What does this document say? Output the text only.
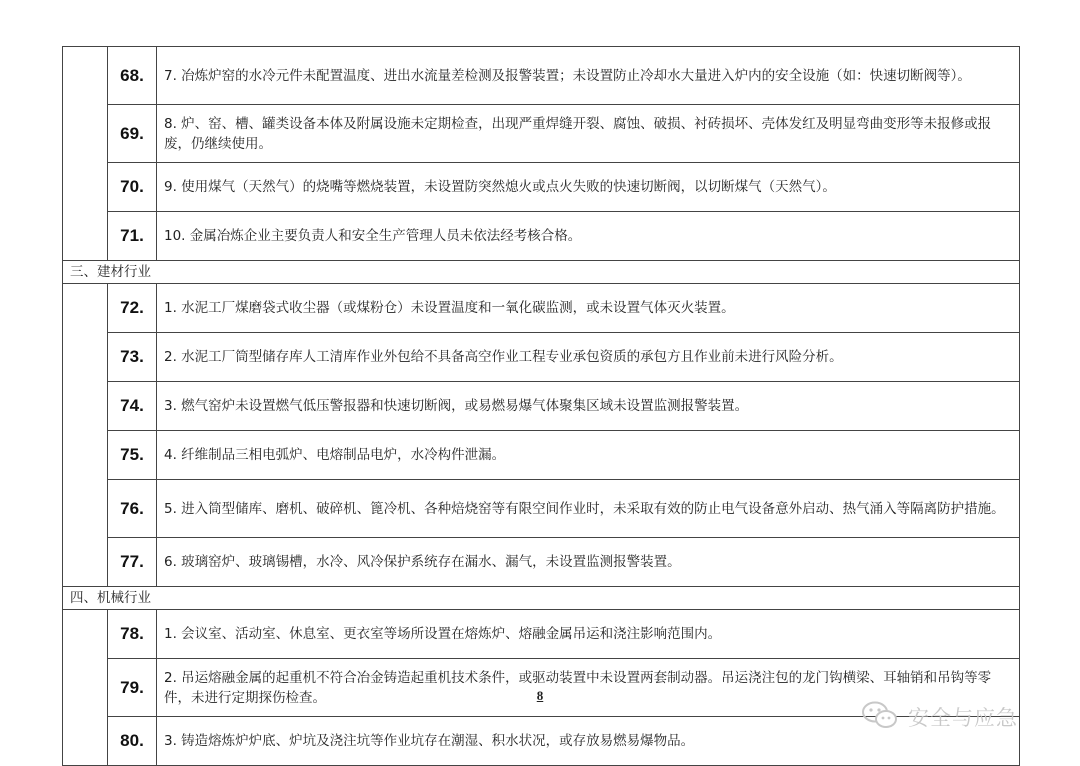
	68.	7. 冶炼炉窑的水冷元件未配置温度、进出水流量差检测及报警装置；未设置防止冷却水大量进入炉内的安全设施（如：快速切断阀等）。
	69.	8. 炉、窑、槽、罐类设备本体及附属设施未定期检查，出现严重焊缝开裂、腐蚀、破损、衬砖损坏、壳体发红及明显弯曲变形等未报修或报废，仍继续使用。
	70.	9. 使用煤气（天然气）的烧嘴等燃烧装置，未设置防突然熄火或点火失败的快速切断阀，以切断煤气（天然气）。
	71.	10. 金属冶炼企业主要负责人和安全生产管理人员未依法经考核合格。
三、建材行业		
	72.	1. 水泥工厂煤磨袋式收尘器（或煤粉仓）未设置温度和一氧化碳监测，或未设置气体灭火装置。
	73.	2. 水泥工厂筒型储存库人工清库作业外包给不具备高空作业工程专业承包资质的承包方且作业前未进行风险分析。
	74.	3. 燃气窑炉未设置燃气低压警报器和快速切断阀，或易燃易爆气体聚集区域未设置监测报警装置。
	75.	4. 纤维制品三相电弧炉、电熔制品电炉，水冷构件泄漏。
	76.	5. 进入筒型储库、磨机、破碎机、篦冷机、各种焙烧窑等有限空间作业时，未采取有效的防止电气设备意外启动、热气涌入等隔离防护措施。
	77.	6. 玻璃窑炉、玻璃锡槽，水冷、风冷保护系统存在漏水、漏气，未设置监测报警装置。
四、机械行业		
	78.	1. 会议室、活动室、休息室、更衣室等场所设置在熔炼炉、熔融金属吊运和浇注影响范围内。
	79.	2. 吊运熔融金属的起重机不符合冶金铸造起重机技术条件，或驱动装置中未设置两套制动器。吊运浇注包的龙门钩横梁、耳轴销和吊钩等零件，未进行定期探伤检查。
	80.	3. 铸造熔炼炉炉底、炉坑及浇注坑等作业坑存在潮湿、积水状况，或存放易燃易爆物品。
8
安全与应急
......
- [Work required]
Reproduce all of the data exactly, omitting each picture it holds.

- [Worked solution]
What does this document say? Output the text only.
	68.	7. 冶炼炉窑的水冷元件未配置温度、进出水流量差检测及报警装置；未设置防止冷却水大量进入炉内的安全设施（如：快速切断阀等）。
	69.	8. 炉、窑、槽、罐类设备本体及附属设施未定期检查，出现严重焊缝开裂、腐蚀、破损、衬砖损坏、壳体发红及明显弯曲变形等未报修或报废，仍继续使用。
	70.	9. 使用煤气（天然气）的烧嘴等燃烧装置，未设置防突然熄火或点火失败的快速切断阀，以切断煤气（天然气）。
	71.	10. 金属冶炼企业主要负责人和安全生产管理人员未依法经考核合格。
三、建材行业		
	72.	1. 水泥工厂煤磨袋式收尘器（或煤粉仓）未设置温度和一氧化碳监测，或未设置气体灭火装置。
	73.	2. 水泥工厂筒型储存库人工清库作业外包给不具备高空作业工程专业承包资质的承包方且作业前未进行风险分析。
	74.	3. 燃气窑炉未设置燃气低压警报器和快速切断阀，或易燃易爆气体聚集区域未设置监测报警装置。
	75.	4. 纤维制品三相电弧炉、电熔制品电炉，水冷构件泄漏。
	76.	5. 进入筒型储库、磨机、破碎机、篦冷机、各种焙烧窑等有限空间作业时，未采取有效的防止电气设备意外启动、热气涌入等隔离防护措施。
	77.	6. 玻璃窑炉、玻璃锡槽，水冷、风冷保护系统存在漏水、漏气，未设置监测报警装置。
四、机械行业		
	78.	1. 会议室、活动室、休息室、更衣室等场所设置在熔炼炉、熔融金属吊运和浇注影响范围内。
	79.	2. 吊运熔融金属的起重机不符合冶金铸造起重机技术条件，或驱动装置中未设置两套制动器。吊运浇注包的龙门钩横梁、耳轴销和吊钩等零件，未进行定期探伤检查。
	80.	3. 铸造熔炼炉炉底、炉坑及浇注坑等作业坑存在潮湿、积水状况，或存放易燃易爆物品。
8
安全与应急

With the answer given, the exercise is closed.